[DESCRIPTION OF THE TASK]
Repeat all of the records verbatim.

:: INPUT RECORDS ::

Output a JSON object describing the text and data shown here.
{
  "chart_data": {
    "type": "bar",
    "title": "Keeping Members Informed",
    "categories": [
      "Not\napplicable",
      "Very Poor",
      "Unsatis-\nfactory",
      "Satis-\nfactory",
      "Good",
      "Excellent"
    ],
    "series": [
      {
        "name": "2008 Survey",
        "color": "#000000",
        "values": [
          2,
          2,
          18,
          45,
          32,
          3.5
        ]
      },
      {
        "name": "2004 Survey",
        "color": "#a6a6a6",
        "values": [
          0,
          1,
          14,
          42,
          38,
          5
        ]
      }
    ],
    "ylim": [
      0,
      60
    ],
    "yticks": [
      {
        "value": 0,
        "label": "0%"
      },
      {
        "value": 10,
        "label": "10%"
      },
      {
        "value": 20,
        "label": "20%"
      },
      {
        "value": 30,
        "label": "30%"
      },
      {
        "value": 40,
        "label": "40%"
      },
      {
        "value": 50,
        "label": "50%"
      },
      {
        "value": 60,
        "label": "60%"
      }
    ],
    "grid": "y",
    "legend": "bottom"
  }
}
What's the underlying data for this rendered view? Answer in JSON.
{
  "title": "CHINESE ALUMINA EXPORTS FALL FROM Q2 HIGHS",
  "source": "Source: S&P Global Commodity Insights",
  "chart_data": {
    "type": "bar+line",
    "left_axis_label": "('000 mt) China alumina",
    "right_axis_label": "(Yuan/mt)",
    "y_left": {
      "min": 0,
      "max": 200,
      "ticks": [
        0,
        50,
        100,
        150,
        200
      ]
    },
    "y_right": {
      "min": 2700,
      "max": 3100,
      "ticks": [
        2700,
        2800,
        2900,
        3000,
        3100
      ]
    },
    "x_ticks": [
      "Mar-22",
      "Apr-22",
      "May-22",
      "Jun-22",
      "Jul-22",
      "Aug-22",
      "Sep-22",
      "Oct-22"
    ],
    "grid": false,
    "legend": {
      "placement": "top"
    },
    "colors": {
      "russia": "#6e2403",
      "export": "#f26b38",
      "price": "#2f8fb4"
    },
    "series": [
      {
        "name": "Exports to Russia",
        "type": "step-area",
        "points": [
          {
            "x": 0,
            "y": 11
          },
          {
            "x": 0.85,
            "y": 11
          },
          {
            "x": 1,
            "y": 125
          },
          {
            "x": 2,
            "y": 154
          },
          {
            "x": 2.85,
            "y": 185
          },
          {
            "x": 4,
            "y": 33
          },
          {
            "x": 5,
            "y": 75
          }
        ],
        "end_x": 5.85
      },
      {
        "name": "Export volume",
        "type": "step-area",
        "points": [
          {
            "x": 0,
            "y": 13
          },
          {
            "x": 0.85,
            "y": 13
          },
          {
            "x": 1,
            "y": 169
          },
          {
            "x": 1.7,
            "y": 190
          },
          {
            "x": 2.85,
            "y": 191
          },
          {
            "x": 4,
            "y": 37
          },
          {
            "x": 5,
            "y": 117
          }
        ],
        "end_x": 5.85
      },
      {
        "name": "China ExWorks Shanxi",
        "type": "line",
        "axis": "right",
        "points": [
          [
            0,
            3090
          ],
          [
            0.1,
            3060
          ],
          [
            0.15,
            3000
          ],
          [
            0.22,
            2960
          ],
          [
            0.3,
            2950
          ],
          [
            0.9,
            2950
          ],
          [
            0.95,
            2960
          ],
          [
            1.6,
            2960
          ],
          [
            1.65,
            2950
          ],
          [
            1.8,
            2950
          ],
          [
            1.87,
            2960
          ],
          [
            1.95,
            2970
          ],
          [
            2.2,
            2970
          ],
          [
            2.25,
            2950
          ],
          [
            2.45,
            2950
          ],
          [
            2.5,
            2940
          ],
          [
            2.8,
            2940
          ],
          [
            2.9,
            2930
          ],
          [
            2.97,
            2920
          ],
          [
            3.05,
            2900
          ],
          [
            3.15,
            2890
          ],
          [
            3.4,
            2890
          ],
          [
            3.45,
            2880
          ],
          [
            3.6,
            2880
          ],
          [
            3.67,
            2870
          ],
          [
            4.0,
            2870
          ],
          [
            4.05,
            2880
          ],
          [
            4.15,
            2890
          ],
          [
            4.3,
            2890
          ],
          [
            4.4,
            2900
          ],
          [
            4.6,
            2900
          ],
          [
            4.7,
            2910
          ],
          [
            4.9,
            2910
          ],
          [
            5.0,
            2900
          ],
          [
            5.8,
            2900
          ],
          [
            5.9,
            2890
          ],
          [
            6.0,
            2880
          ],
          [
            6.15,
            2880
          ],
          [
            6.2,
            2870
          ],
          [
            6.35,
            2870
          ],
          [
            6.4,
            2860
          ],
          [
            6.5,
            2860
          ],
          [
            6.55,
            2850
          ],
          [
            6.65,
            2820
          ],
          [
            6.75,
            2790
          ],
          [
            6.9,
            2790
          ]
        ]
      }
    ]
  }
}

:::

[ANSWER FOR THE TASK]
Output a JSON object describing the text and data shown here.
{
  "chart_data": {
    "type": "bar",
    "title": "Keeping Members Informed",
    "categories": [
      "Not\napplicable",
      "Very Poor",
      "Unsatis-\nfactory",
      "Satis-\nfactory",
      "Good",
      "Excellent"
    ],
    "series": [
      {
        "name": "2008 Survey",
        "color": "#000000",
        "values": [
          2,
          2,
          18,
          45,
          32,
          3.5
        ]
      },
      {
        "name": "2004 Survey",
        "color": "#a6a6a6",
        "values": [
          0,
          1,
          14,
          42,
          38,
          5
        ]
      }
    ],
    "ylim": [
      0,
      60
    ],
    "yticks": [
      {
        "value": 0,
        "label": "0%"
      },
      {
        "value": 10,
        "label": "10%"
      },
      {
        "value": 20,
        "label": "20%"
      },
      {
        "value": 30,
        "label": "30%"
      },
      {
        "value": 40,
        "label": "40%"
      },
      {
        "value": 50,
        "label": "50%"
      },
      {
        "value": 60,
        "label": "60%"
      }
    ],
    "grid": "y",
    "legend": "bottom"
  }
}
What's the underlying data for this rendered view? Answer in JSON.
{
  "title": "CHINESE ALUMINA EXPORTS FALL FROM Q2 HIGHS",
  "source": "Source: S&P Global Commodity Insights",
  "chart_data": {
    "type": "bar+line",
    "left_axis_label": "('000 mt) China alumina",
    "right_axis_label": "(Yuan/mt)",
    "y_left": {
      "min": 0,
      "max": 200,
      "ticks": [
        0,
        50,
        100,
        150,
        200
      ]
    },
    "y_right": {
      "min": 2700,
      "max": 3100,
      "ticks": [
        2700,
        2800,
        2900,
        3000,
        3100
      ]
    },
    "x_ticks": [
      "Mar-22",
      "Apr-22",
      "May-22",
      "Jun-22",
      "Jul-22",
      "Aug-22",
      "Sep-22",
      "Oct-22"
    ],
    "grid": false,
    "legend": {
      "placement": "top"
    },
    "colors": {
      "russia": "#6e2403",
      "export": "#f26b38",
      "price": "#2f8fb4"
    },
    "series": [
      {
        "name": "Exports to Russia",
        "type": "step-area",
        "points": [
          {
            "x": 0,
            "y": 11
          },
          {
            "x": 0.85,
            "y": 11
          },
          {
            "x": 1,
            "y": 125
          },
          {
            "x": 2,
            "y": 154
          },
          {
            "x": 2.85,
            "y": 185
          },
          {
            "x": 4,
            "y": 33
          },
          {
            "x": 5,
            "y": 75
          }
        ],
        "end_x": 5.85
      },
      {
        "name": "Export volume",
        "type": "step-area",
        "points": [
          {
            "x": 0,
            "y": 13
          },
          {
            "x": 0.85,
            "y": 13
          },
          {
            "x": 1,
            "y": 169
          },
          {
            "x": 1.7,
            "y": 190
          },
          {
            "x": 2.85,
            "y": 191
          },
          {
            "x": 4,
            "y": 37
          },
          {
            "x": 5,
            "y": 117
          }
        ],
        "end_x": 5.85
      },
      {
        "name": "China ExWorks Shanxi",
        "type": "line",
        "axis": "right",
        "points": [
          [
            0,
            3090
          ],
          [
            0.1,
            3060
          ],
          [
            0.15,
            3000
          ],
          [
            0.22,
            2960
          ],
          [
            0.3,
            2950
          ],
          [
            0.9,
            2950
          ],
          [
            0.95,
            2960
          ],
          [
            1.6,
            2960
          ],
          [
            1.65,
            2950
          ],
          [
            1.8,
            2950
          ],
          [
            1.87,
            2960
          ],
          [
            1.95,
            2970
          ],
          [
            2.2,
            2970
          ],
          [
            2.25,
            2950
          ],
          [
            2.45,
            2950
          ],
          [
            2.5,
            2940
          ],
          [
            2.8,
            2940
          ],
          [
            2.9,
            2930
          ],
          [
            2.97,
            2920
          ],
          [
            3.05,
            2900
          ],
          [
            3.15,
            2890
          ],
          [
            3.4,
            2890
          ],
          [
            3.45,
            2880
          ],
          [
            3.6,
            2880
          ],
          [
            3.67,
            2870
          ],
          [
            4.0,
            2870
          ],
          [
            4.05,
            2880
          ],
          [
            4.15,
            2890
          ],
          [
            4.3,
            2890
          ],
          [
            4.4,
            2900
          ],
          [
            4.6,
            2900
          ],
          [
            4.7,
            2910
          ],
          [
            4.9,
            2910
          ],
          [
            5.0,
            2900
          ],
          [
            5.8,
            2900
          ],
          [
            5.9,
            2890
          ],
          [
            6.0,
            2880
          ],
          [
            6.15,
            2880
          ],
          [
            6.2,
            2870
          ],
          [
            6.35,
            2870
          ],
          [
            6.4,
            2860
          ],
          [
            6.5,
            2860
          ],
          [
            6.55,
            2850
          ],
          [
            6.65,
            2820
          ],
          [
            6.75,
            2790
          ],
          [
            6.9,
            2790
          ]
        ]
      }
    ]
  }
}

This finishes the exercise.